GIVEN INSTRUCTION: Gather up every line from the entries below that uses the word "выплата".

- - - - -

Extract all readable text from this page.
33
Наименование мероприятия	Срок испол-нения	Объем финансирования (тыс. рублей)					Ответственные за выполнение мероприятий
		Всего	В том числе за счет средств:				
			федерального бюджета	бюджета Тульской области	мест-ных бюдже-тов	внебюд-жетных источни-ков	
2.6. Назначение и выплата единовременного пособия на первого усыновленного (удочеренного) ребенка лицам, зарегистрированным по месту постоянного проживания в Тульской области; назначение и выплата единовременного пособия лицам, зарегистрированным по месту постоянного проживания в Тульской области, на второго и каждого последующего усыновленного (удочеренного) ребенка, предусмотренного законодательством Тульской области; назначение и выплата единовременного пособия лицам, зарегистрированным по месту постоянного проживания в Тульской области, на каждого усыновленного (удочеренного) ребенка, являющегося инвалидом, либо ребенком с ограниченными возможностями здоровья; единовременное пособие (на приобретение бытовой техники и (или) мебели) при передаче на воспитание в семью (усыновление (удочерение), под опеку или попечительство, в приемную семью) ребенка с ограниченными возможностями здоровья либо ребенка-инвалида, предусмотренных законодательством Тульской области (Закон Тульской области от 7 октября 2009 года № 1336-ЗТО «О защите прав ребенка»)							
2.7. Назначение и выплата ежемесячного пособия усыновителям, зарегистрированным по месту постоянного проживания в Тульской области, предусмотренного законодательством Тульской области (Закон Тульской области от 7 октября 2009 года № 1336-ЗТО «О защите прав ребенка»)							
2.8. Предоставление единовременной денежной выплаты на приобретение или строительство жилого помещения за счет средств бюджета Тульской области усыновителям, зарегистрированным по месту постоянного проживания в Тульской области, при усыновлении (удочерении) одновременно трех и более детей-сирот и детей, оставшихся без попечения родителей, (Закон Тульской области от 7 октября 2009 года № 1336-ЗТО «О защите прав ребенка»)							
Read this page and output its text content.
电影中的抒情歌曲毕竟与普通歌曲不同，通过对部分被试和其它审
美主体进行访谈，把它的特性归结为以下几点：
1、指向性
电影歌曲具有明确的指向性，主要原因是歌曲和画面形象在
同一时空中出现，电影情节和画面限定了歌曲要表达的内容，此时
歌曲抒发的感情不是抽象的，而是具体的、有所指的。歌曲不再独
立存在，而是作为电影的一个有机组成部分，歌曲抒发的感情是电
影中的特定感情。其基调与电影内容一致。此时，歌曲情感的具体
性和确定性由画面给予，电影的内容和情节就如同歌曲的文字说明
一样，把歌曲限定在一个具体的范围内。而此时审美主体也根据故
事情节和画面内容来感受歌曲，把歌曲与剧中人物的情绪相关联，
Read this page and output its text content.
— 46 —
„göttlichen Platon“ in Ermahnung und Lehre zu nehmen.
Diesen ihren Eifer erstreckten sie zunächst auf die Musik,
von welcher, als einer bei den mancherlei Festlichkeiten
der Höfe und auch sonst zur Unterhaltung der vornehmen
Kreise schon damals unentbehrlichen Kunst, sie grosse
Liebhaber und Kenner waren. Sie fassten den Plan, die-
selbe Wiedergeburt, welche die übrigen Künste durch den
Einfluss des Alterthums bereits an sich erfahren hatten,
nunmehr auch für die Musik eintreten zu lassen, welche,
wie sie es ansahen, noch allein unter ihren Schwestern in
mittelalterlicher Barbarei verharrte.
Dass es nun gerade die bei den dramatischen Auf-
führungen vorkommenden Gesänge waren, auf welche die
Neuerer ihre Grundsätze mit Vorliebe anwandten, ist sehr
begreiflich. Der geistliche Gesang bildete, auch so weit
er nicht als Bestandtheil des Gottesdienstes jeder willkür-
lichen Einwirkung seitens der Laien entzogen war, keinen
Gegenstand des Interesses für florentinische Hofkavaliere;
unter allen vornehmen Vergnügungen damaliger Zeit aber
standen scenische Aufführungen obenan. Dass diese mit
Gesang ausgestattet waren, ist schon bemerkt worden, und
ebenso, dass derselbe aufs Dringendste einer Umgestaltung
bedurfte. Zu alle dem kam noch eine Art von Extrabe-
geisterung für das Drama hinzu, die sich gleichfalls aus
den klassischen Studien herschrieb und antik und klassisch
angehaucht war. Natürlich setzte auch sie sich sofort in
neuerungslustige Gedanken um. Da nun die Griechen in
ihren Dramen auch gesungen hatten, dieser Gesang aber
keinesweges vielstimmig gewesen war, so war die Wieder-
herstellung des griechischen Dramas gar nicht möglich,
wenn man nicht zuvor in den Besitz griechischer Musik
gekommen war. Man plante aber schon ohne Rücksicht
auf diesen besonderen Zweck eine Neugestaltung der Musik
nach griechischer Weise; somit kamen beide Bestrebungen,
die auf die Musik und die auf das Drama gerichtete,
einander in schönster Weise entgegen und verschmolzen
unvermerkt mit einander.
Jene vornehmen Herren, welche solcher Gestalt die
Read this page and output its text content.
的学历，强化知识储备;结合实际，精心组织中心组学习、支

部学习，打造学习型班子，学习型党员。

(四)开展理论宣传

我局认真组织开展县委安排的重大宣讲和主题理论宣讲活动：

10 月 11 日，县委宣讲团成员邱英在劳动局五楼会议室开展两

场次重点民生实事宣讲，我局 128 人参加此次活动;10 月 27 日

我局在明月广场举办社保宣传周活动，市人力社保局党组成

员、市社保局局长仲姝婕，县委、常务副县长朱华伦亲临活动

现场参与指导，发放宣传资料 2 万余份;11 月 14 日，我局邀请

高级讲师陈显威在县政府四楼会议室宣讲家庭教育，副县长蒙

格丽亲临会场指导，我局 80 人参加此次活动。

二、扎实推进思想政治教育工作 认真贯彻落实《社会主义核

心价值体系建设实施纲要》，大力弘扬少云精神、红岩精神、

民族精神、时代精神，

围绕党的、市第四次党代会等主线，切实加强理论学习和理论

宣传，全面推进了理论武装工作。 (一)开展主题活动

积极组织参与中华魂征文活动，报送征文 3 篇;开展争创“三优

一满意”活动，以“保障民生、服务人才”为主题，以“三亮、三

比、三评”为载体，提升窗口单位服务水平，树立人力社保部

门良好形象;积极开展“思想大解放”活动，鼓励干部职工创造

- - - - -

ANSWER FOR THE TASK:
2.6. Назначение и выплата единовременного пособия на первого усыновленного (удочеренного) ребенка лицам, зарегистрированным по месту постоянного проживания в Тульской области; назначение и выплата единовременного пособия лицам, зарегистрированным по месту постоянного проживания в Тульской области, на второго и каждого последующего усыновленного (удочеренного) ребенка, предусмотренного законодательством Тульской области; назначение и выплата единовременного пособия лицам, зарегистрированным по месту постоянного проживания в Тульской области, на каждого усыновленного (удочеренного) ребенка, являющегося инвалидом, либо ребенком с ограниченными возможностями здоровья; единовременное пособие (на приобретение бытовой техники и (или) мебели) при передаче на воспитание в семью (усыновление (удочерение), под опеку или попечительство, в приемную семью) ребенка с ограниченными возможностями здоровья либо ребенка-инвалида, предусмотренных законодательством Тульской области (Закон Тульской области от 7 октября 2009 года № 1336-ЗТО «О защите прав ребенка»)							
2.7. Назначение и выплата ежемесячного пособия усыновителям, зарегистрированным по месту постоянного проживания в Тульской области, предусмотренного законодательством Тульской области (Закон Тульской области от 7 октября 2009 года № 1336-ЗТО «О защите прав ребенка»)							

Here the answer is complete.